#### PASAJE CITADO

Insultar no forma parte de los usos democráticos, por muy en desacuerdo que se esté con un líder o un partido político. Es democrático discrepar de la oportunidad, o de la esencia misma, de una ley de amnistía y combatirla con todo tipo de argumentos, pero el insulto es simplemente el recurso de los impotentes, el último recurso de los que no confían en sus razones. Y es parte integrante de la fachosfera, porque la democracia es incompatible con él. Lo que viene detrás del insulto es la agresión. Es el camino seguido por todos los fascistas que ha habido en el mundo: primero deslegitimar al adversario, luego deshumanizarlo mediante el insulto y, por último, agredirlo y eliminarlo.

########

PREGUNTAS >>
1/ ¿Puedes reescribir como lista breve el párrafo que empieza «Insultar no forma parte» del fragmento sobre el insulto, sin perder sus ideas principales?
2/ ¿Concuerdan con el fragmento sobre el insulto estas afirmaciones? (a) Oponerse con argumentos a una ley de amnistía es antidemocrático. (b) Lo que sigue al insulto es la agresión. (c) En el camino fascista descrito, el primer paso es deshumanizar al adversario. Contesta sí o no a cada una y cita las palabras del texto que lo deciden.

#### DATOS PROPORCIONADOS

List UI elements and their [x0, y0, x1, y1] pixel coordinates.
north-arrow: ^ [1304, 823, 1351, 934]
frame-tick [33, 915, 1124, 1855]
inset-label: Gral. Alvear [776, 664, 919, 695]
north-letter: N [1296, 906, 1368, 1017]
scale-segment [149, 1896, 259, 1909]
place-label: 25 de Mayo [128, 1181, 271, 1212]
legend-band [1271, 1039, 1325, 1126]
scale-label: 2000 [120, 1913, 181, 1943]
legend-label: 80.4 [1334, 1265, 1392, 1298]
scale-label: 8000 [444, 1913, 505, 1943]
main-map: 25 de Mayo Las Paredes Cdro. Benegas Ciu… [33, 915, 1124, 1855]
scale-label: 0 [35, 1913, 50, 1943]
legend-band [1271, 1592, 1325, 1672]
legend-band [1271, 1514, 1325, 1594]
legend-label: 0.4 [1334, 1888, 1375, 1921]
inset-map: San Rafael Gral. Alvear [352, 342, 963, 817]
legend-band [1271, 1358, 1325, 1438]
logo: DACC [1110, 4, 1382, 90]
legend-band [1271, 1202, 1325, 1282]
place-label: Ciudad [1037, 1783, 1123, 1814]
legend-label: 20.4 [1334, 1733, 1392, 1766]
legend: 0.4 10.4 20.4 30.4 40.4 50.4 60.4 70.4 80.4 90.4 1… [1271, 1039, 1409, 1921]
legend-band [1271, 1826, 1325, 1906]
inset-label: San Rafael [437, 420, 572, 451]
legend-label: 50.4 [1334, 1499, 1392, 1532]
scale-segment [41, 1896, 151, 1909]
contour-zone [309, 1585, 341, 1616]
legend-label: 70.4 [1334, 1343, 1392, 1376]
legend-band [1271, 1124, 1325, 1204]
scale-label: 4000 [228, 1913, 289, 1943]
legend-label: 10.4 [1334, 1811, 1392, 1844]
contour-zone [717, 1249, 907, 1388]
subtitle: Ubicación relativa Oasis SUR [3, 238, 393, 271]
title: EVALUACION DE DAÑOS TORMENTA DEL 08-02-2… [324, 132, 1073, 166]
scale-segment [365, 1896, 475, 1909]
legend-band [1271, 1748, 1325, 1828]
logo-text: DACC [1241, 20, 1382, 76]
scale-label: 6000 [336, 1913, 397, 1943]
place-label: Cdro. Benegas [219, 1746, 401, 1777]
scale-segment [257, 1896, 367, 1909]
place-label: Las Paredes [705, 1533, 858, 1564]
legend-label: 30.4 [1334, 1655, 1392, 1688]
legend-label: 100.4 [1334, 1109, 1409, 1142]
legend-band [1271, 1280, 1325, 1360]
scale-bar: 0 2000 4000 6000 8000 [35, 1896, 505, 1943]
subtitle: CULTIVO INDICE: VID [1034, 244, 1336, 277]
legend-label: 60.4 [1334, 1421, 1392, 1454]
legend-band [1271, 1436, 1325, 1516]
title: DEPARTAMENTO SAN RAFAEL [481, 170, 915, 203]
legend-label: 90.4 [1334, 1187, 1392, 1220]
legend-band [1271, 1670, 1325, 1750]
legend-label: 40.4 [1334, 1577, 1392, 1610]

########

TAREAS RESUELTAS >>
1/
- Insultar no es un uso democrático, por mucho que se discrepe de un líder o un partido.
- Discrepar de una ley de amnistía y combatirla con argumentos sí es democrático.
- El insulto es el último recurso de los impotentes, de quienes no confían en sus razones, y forma parte de la fachosfera.
- Detrás del insulto llega la agresión.
- Es el camino de todos los fascistas: deslegitimar al adversario, deshumanizarlo con el insulto y, al final, agredirlo y eliminarlo.

2/
(a) No: «Es democrático discrepar de la oportunidad, o de la esencia misma, de una ley de amnistía y combatirla con todo tipo de argumentos».
(b) Sí: «Lo que viene detrás del insulto es la agresión».
(c) No: «primero deslegitimar al adversario, luego deshumanizarlo mediante el insulto».